WORK TASK:
Across all entries below, how many lines include "darüber"? Answer with the number alone.

Document content entries:
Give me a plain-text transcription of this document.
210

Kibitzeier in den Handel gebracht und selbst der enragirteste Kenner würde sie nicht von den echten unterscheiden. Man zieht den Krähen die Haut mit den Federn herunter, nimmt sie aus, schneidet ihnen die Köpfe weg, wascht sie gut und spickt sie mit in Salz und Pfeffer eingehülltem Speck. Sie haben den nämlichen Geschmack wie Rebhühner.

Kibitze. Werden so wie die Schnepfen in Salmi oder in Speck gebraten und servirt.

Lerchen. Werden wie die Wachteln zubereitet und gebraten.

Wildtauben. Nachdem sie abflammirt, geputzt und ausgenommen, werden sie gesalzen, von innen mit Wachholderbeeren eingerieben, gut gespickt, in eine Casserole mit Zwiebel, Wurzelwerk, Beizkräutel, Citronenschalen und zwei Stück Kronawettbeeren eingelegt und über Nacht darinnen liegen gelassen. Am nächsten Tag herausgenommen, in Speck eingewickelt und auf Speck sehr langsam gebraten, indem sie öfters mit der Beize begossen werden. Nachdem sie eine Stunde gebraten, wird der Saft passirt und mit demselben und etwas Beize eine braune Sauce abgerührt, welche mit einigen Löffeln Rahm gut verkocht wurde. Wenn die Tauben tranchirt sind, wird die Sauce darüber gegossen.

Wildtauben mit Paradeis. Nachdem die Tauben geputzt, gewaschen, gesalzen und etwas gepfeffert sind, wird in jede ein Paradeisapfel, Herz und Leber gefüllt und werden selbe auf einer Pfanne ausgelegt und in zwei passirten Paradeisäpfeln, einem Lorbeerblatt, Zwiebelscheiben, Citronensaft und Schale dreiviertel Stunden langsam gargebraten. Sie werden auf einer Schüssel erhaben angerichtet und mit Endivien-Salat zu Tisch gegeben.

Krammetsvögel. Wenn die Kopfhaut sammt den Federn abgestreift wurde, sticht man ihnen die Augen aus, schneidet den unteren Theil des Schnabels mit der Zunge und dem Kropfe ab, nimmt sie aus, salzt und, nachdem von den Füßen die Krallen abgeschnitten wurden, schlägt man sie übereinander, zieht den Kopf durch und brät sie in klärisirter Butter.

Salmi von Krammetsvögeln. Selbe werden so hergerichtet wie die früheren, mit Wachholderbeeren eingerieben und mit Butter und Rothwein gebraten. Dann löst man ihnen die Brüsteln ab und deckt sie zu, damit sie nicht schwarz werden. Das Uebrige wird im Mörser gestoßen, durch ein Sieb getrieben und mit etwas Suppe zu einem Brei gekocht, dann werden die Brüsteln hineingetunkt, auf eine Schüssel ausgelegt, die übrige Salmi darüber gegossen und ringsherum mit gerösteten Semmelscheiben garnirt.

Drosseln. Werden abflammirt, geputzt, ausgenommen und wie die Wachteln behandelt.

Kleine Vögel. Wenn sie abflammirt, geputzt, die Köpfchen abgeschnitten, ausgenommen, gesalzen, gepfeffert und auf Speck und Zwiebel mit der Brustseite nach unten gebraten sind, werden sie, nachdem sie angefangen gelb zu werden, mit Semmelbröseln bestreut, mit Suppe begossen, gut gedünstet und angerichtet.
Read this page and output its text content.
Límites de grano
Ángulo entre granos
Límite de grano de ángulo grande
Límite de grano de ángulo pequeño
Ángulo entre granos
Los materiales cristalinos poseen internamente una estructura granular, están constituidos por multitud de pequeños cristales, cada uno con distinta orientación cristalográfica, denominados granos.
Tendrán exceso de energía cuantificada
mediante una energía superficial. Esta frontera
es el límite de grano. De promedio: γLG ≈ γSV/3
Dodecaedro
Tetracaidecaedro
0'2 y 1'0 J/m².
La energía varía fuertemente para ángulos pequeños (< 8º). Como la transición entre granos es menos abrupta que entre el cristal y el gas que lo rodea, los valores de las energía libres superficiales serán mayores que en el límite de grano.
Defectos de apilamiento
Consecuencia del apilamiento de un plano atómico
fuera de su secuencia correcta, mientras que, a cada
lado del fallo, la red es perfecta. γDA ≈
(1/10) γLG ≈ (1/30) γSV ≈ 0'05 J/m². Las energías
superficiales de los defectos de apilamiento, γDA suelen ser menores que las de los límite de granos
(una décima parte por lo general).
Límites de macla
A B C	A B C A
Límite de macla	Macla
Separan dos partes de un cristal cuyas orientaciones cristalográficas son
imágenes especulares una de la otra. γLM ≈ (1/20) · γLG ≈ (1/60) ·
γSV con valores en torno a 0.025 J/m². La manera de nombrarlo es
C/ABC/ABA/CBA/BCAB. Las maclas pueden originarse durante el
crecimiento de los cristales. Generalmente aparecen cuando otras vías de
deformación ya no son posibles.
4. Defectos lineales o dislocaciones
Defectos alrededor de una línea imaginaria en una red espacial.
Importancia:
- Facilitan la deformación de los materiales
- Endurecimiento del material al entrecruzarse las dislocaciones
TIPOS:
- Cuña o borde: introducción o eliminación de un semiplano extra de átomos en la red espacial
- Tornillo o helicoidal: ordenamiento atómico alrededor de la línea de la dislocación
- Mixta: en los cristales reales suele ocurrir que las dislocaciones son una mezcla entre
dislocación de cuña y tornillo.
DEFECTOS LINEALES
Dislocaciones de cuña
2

EXERCISE ANSWER:
2